:: Data in this exercise

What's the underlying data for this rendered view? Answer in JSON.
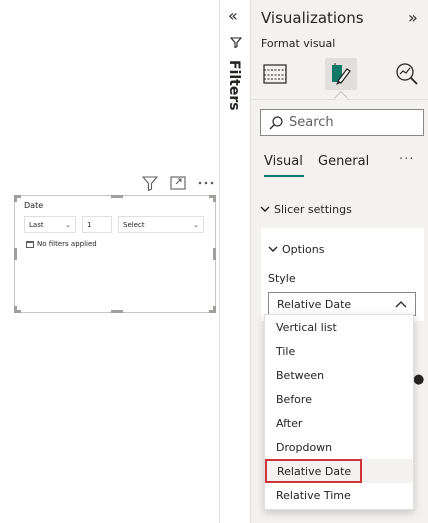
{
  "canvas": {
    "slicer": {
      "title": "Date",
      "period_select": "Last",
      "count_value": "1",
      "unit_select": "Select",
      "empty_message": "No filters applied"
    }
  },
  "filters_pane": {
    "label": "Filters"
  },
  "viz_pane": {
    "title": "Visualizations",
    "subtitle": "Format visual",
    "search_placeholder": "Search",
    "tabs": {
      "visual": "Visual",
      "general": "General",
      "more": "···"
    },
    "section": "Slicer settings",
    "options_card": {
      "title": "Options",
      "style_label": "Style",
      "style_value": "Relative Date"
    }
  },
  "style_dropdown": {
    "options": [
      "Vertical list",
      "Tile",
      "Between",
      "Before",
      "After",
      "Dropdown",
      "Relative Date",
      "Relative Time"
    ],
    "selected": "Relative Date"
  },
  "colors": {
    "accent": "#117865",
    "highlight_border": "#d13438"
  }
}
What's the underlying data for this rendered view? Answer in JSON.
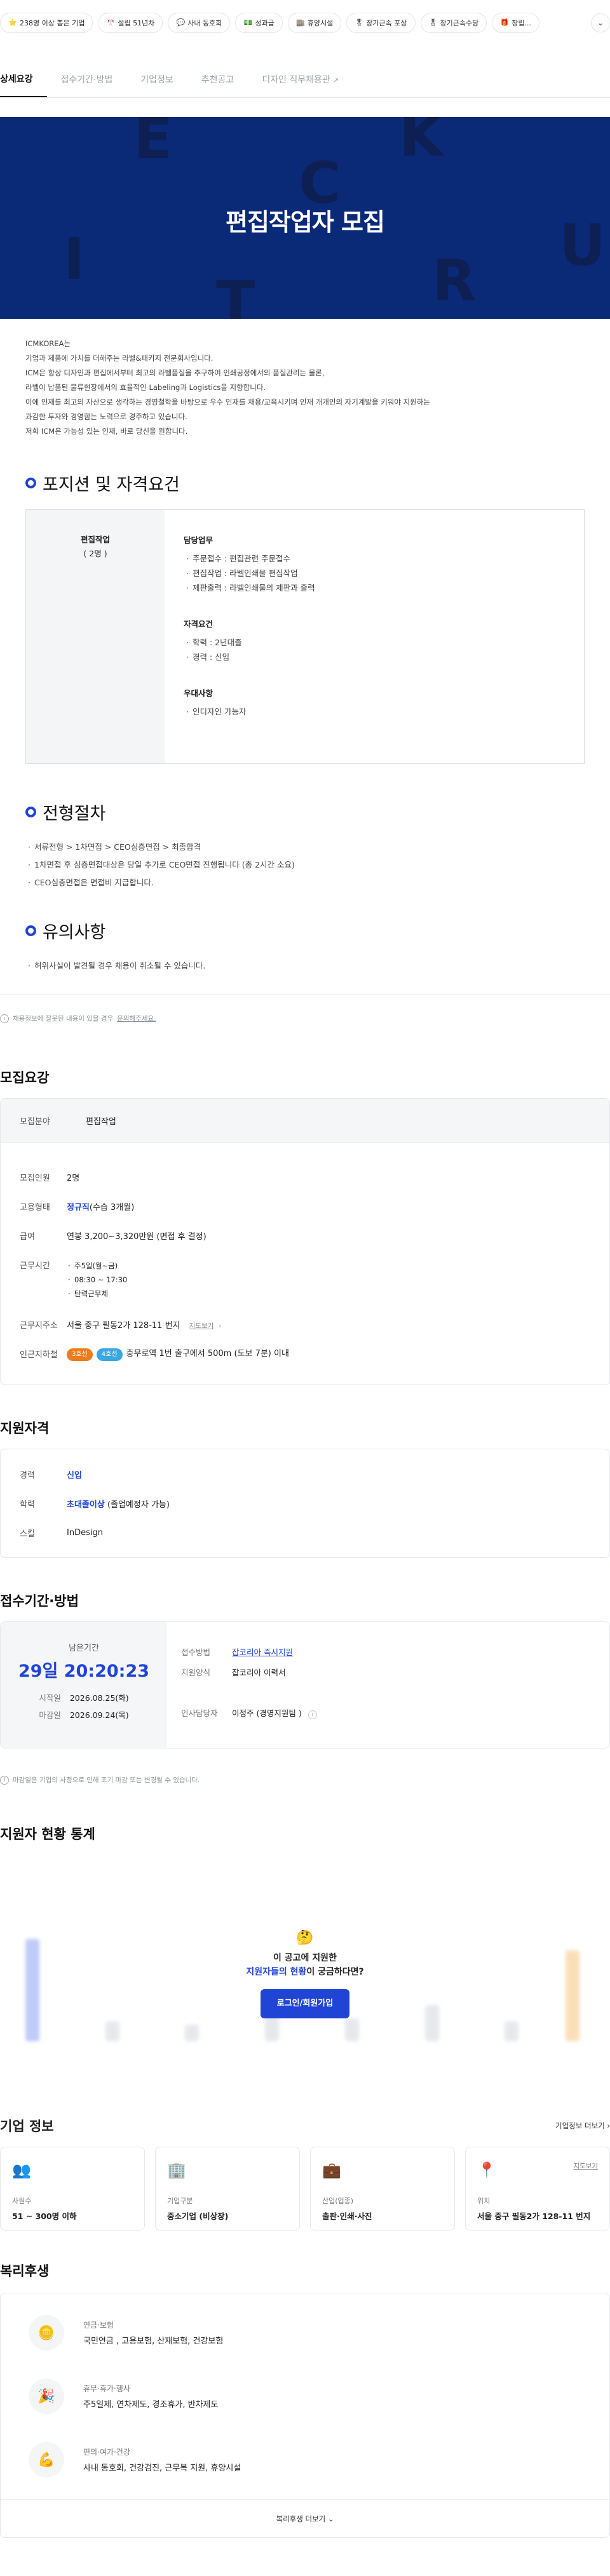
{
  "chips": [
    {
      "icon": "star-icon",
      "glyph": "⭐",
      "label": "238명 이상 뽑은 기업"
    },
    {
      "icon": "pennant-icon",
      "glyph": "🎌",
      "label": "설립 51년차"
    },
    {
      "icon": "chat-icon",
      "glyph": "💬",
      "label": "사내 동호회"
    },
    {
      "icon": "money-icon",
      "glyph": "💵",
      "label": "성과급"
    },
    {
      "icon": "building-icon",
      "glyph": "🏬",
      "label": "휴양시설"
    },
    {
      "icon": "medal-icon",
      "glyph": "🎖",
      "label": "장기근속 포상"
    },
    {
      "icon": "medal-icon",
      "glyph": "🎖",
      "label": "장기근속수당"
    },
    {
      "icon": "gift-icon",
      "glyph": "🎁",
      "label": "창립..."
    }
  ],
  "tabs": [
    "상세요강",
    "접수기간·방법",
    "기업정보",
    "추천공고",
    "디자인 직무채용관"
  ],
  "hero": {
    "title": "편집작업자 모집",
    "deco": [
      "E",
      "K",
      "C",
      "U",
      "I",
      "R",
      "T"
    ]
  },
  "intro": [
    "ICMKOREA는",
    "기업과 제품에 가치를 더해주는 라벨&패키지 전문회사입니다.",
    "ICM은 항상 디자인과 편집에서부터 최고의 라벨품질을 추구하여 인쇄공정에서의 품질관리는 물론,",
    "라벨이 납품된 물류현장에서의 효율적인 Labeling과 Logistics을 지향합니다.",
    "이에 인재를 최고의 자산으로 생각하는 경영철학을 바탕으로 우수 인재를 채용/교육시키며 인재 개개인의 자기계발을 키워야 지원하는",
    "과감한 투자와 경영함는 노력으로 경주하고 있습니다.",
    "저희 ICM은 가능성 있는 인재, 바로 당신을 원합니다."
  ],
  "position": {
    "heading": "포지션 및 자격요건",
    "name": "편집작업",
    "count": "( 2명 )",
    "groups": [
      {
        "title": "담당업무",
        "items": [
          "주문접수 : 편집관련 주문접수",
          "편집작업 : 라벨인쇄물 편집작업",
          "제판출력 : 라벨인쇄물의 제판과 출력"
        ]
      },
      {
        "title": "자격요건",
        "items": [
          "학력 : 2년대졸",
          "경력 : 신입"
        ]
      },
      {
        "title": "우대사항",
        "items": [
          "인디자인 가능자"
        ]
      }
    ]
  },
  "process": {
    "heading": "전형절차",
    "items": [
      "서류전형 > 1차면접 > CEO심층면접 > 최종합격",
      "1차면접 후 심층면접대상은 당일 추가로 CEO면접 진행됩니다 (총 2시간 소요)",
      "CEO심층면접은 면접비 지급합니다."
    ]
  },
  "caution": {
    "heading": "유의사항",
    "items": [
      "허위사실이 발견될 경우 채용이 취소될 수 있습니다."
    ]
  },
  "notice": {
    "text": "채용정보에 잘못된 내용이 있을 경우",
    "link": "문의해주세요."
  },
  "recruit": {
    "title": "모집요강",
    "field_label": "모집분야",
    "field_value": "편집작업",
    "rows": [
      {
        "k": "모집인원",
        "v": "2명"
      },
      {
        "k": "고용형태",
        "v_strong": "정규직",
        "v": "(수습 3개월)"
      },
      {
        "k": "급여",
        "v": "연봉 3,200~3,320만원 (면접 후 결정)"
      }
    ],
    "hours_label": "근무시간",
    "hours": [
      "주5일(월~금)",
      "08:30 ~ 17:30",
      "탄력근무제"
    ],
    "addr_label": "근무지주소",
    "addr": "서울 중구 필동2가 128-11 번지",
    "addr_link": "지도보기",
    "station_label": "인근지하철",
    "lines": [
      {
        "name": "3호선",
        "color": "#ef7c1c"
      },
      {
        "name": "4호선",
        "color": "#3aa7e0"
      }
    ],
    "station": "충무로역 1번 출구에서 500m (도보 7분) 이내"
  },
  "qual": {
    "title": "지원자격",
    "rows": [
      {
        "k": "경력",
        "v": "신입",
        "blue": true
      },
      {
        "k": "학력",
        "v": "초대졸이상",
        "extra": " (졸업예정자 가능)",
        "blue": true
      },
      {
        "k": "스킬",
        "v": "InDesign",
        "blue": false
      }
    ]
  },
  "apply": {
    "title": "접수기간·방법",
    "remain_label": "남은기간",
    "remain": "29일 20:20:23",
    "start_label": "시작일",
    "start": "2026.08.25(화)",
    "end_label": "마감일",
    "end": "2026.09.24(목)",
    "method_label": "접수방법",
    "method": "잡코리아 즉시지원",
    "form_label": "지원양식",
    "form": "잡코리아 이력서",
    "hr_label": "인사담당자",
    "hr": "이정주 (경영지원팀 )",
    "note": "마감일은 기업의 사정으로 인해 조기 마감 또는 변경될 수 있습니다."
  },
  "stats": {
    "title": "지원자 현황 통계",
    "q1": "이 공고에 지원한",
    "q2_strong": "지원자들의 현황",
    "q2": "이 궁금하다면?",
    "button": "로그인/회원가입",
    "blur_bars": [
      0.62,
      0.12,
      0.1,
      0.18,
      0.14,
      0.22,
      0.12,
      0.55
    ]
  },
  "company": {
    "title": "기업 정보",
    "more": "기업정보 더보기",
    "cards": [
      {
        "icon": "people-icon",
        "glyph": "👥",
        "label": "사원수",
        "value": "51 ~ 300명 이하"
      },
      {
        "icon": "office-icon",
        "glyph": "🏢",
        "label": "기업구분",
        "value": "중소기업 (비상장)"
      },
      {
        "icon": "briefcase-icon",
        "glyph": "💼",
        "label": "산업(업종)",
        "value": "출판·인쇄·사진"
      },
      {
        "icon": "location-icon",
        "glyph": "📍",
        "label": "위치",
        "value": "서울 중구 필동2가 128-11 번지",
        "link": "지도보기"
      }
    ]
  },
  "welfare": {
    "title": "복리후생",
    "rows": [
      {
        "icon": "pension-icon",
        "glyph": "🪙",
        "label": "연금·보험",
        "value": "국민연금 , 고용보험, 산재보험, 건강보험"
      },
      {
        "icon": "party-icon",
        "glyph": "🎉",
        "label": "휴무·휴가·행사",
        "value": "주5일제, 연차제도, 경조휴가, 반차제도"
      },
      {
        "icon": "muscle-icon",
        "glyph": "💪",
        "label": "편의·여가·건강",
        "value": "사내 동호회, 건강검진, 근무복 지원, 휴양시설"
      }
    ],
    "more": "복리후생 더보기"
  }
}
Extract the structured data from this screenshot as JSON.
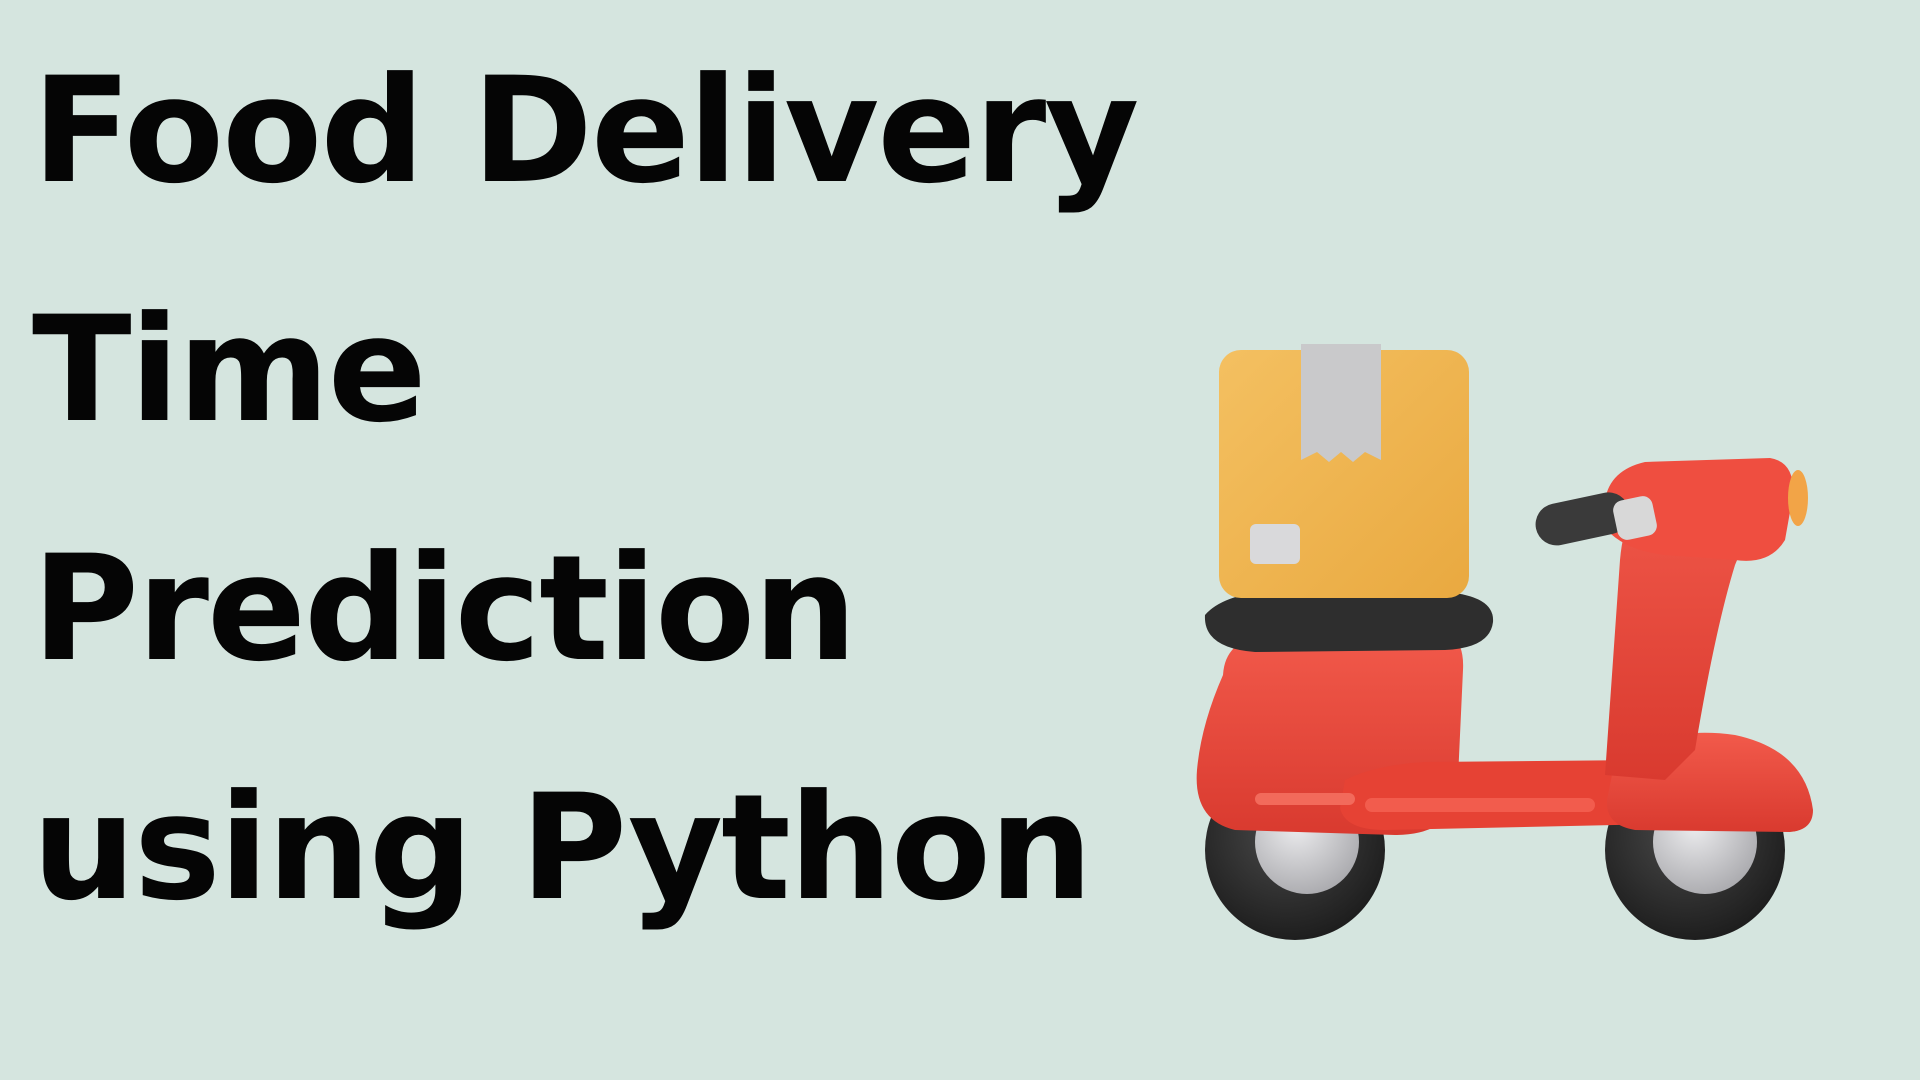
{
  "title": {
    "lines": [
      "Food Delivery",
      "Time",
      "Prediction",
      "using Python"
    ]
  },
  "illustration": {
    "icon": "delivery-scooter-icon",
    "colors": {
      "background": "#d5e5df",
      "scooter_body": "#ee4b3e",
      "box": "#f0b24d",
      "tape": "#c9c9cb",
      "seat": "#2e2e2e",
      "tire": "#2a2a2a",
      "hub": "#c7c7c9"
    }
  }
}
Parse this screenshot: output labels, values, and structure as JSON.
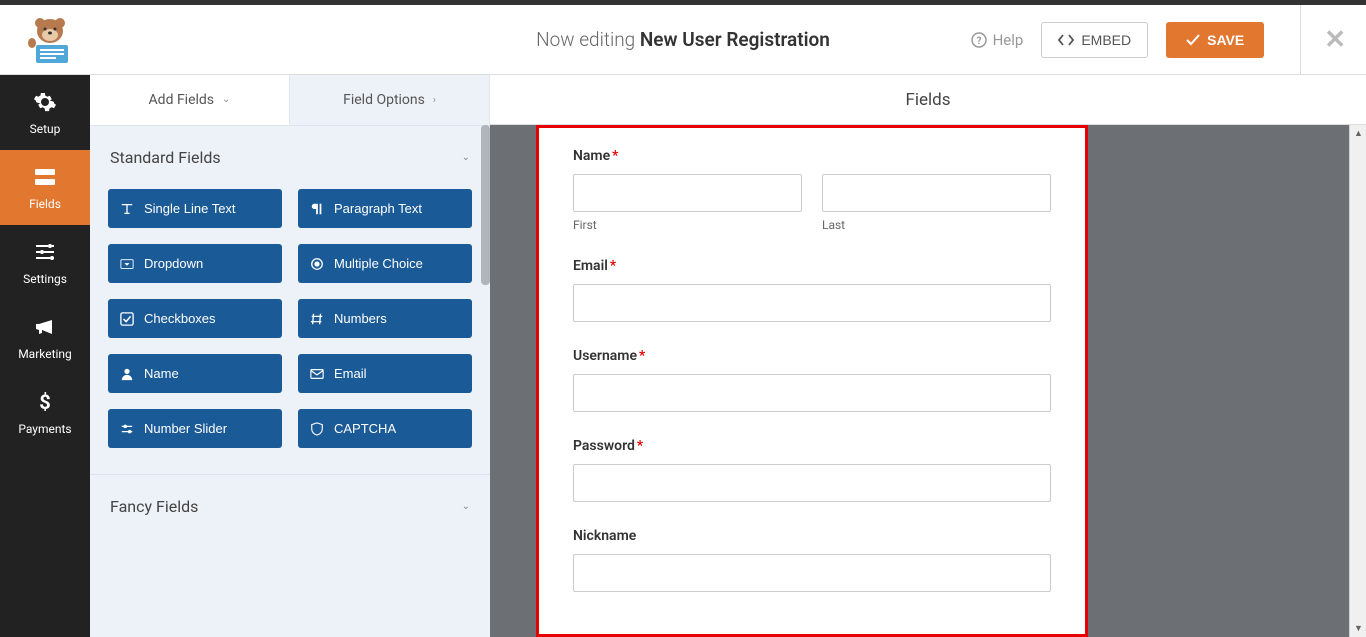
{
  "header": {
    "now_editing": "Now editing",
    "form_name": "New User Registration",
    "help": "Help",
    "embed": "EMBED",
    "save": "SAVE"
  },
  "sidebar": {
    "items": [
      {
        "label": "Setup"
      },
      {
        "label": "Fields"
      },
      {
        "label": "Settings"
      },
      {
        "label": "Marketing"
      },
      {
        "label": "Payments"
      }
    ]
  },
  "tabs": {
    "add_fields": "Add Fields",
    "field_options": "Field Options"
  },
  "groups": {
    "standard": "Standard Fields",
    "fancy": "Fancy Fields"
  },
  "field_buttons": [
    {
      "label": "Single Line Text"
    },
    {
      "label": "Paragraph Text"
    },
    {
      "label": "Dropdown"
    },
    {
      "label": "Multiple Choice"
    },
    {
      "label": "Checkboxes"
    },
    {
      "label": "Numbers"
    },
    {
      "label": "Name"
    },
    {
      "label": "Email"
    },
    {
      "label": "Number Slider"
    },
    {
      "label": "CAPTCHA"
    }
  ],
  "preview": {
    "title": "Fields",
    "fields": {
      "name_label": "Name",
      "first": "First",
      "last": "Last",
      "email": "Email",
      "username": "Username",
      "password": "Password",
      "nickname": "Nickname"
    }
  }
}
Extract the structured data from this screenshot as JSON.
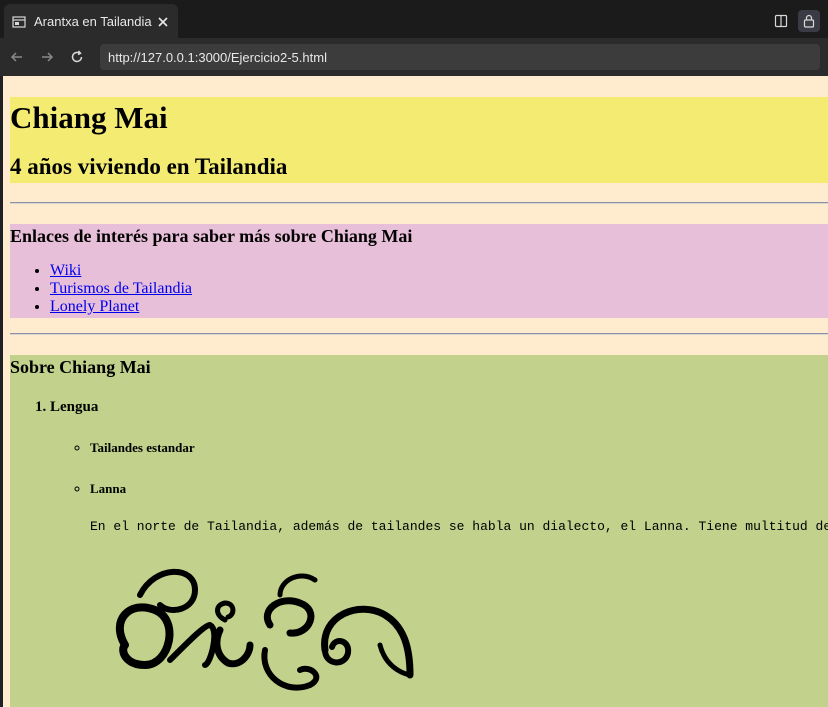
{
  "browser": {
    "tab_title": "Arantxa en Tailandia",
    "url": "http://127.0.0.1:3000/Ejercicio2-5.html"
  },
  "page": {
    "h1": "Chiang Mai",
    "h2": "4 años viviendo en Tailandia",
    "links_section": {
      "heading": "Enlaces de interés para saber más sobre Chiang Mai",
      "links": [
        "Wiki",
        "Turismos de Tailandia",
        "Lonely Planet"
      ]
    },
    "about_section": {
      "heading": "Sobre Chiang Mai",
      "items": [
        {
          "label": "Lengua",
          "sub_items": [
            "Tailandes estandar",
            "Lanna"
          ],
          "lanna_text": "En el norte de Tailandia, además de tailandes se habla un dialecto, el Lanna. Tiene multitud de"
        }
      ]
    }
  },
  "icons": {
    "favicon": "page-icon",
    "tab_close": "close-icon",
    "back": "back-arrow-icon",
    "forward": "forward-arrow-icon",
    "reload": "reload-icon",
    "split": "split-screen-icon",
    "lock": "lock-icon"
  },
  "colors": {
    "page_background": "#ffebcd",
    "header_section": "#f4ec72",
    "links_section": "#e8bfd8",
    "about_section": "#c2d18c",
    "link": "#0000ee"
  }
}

::::

▶ _What you have to do_
Copy every line that contains the string "휴양시설".

▶ _Exercise solution_
      "label": "휴양시설"
        "value": "사내 동호회, 건강검진, 근무복 지원, 휴양시설"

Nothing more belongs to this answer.